# Supplied passage
● ● ● ● ● ● ●

Plaintiff Farisse Moore filed this lawsuit against her employer, the District of Columbia
Water and Sewer Authority (“D.C. Water”) and her direct supervisor, Jonathan Reeves. Moore
alleges that she has been subjected to discriminatory, harassing, and retaliatory actions on the basis
of her race and gender, leading to her disparate treatment and creation of a hostile work
environment in violation of the District of Columbia Human Rights Act (“DCHRA”) and
42 U.S.C. § 1981.
Before the court is Defendants’ Motion to Dismiss. See generally Defs.’ Mot. to Dismiss.
Compl., ECF No. 6; Mem. in Support of Defs.’ Mot. [hereinafter Defs.’ Mem.], ECF No. 6-1. For
the reasons that follow, the court denies Defendants’ Motion.
II.
Many of the Defendants’ arguments border on frivolous, therefore the court need not spend
much time addressing them.1
Defendants’ argument that the court ought to ignore any alleged conduct that predates
February 23, 2017, both misreads the Complaint and misunderstands the Supreme Court’s decision
in National R.R. Passenger Corp. v. Morgan, 536 U.S. 101 (2002). First, Plaintiff has asserted a
claim under 42 U.S.C.§ 1981. Such claims have either a three- or four-year limitations period.

● ● ● ● ● ● ●

# Data block
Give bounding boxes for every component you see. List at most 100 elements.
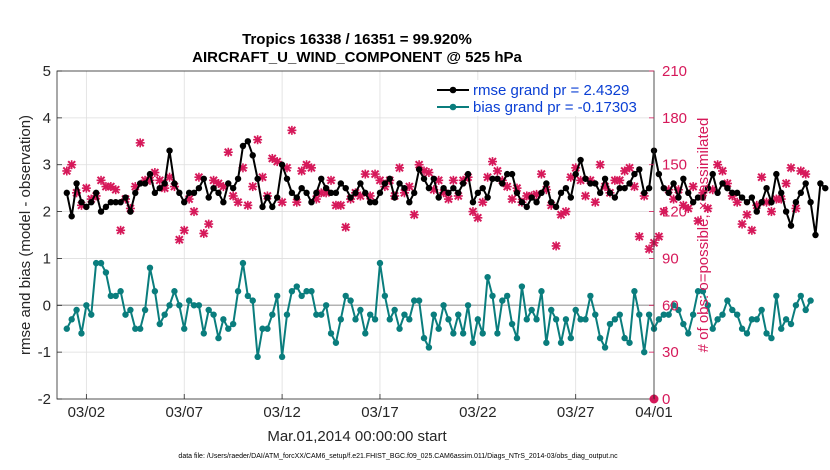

● ● ● ● ● ● ●

# Complete the following
1/ Can you repeat the court opinion between "Before the court" and "denies Defendants’ Motion.", inclusive, swapping "denies" for "grants"?
2/ How would you translate this sentence from the court opinion into Spanish: "Such claims have either a three- or four-year limitations period."
Work only from the court opinion; leave the listing aside.

# Task answers
1/
Before the court is Defendants’ Motion to Dismiss. See generally Defs.’ Mot. to Dismiss.
Compl., ECF No. 6; Mem. in Support of Defs.’ Mot. [hereinafter Defs.’ Mem.], ECF No. 6-1. For
the reasons that follow, the court grants Defendants’ Motion.

2/ Dichas demandas tienen un plazo de prescripción de tres o de cuatro años.